▶ [WORK REQUIRED]:
Restate each entry word for word, leaving nothing out.

▶ [AVAILABLE DATA]:

┄┄┄┄┄┄┄┄┄┄┄┄┄┄┄┄┄┄┄┄

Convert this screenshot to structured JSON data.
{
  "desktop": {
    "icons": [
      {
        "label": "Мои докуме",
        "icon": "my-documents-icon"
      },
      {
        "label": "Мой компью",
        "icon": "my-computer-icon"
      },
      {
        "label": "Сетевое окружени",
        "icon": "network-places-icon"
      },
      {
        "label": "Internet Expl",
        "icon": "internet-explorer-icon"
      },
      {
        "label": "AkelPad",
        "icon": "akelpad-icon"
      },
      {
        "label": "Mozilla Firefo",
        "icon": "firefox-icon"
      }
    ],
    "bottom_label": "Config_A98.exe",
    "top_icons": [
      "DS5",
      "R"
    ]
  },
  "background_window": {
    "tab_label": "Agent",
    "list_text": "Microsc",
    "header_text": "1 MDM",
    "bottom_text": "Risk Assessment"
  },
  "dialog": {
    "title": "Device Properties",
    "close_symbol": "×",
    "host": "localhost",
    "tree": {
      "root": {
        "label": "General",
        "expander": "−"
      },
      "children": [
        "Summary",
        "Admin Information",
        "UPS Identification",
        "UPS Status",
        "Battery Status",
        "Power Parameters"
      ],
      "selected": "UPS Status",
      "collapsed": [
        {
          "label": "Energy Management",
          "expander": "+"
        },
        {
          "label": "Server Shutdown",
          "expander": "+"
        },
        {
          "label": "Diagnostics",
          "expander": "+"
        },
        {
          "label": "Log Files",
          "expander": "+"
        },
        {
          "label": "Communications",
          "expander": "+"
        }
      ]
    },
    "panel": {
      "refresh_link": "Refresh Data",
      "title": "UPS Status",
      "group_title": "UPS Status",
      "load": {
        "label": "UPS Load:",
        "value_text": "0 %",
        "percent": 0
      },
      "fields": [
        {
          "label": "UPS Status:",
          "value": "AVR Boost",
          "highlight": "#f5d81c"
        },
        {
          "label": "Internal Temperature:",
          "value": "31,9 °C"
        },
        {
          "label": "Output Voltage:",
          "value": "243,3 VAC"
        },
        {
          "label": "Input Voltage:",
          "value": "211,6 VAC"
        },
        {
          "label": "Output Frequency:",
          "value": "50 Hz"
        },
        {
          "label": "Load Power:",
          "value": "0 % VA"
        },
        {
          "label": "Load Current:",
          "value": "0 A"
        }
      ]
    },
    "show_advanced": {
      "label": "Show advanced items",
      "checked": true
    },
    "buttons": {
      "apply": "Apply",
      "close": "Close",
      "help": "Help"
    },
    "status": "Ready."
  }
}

┄┄┄┄┄┄┄┄┄┄┄┄┄┄┄┄┄┄┄┄

▶ [COMPLETE ANSWER]:
Convert this screenshot to structured JSON data.
{
  "desktop": {
    "icons": [
      {
        "label": "Мои докуме",
        "icon": "my-documents-icon"
      },
      {
        "label": "Мой компью",
        "icon": "my-computer-icon"
      },
      {
        "label": "Сетевое окружени",
        "icon": "network-places-icon"
      },
      {
        "label": "Internet Expl",
        "icon": "internet-explorer-icon"
      },
      {
        "label": "AkelPad",
        "icon": "akelpad-icon"
      },
      {
        "label": "Mozilla Firefo",
        "icon": "firefox-icon"
      }
    ],
    "bottom_label": "Config_A98.exe",
    "top_icons": [
      "DS5",
      "R"
    ]
  },
  "background_window": {
    "tab_label": "Agent",
    "list_text": "Microsc",
    "header_text": "1 MDM",
    "bottom_text": "Risk Assessment"
  },
  "dialog": {
    "title": "Device Properties",
    "close_symbol": "×",
    "host": "localhost",
    "tree": {
      "root": {
        "label": "General",
        "expander": "−"
      },
      "children": [
        "Summary",
        "Admin Information",
        "UPS Identification",
        "UPS Status",
        "Battery Status",
        "Power Parameters"
      ],
      "selected": "UPS Status",
      "collapsed": [
        {
          "label": "Energy Management",
          "expander": "+"
        },
        {
          "label": "Server Shutdown",
          "expander": "+"
        },
        {
          "label": "Diagnostics",
          "expander": "+"
        },
        {
          "label": "Log Files",
          "expander": "+"
        },
        {
          "label": "Communications",
          "expander": "+"
        }
      ]
    },
    "panel": {
      "refresh_link": "Refresh Data",
      "title": "UPS Status",
      "group_title": "UPS Status",
      "load": {
        "label": "UPS Load:",
        "value_text": "0 %",
        "percent": 0
      },
      "fields": [
        {
          "label": "UPS Status:",
          "value": "AVR Boost",
          "highlight": "#f5d81c"
        },
        {
          "label": "Internal Temperature:",
          "value": "31,9 °C"
        },
        {
          "label": "Output Voltage:",
          "value": "243,3 VAC"
        },
        {
          "label": "Input Voltage:",
          "value": "211,6 VAC"
        },
        {
          "label": "Output Frequency:",
          "value": "50 Hz"
        },
        {
          "label": "Load Power:",
          "value": "0 % VA"
        },
        {
          "label": "Load Current:",
          "value": "0 A"
        }
      ]
    },
    "show_advanced": {
      "label": "Show advanced items",
      "checked": true
    },
    "buttons": {
      "apply": "Apply",
      "close": "Close",
      "help": "Help"
    },
    "status": "Ready."
  }
}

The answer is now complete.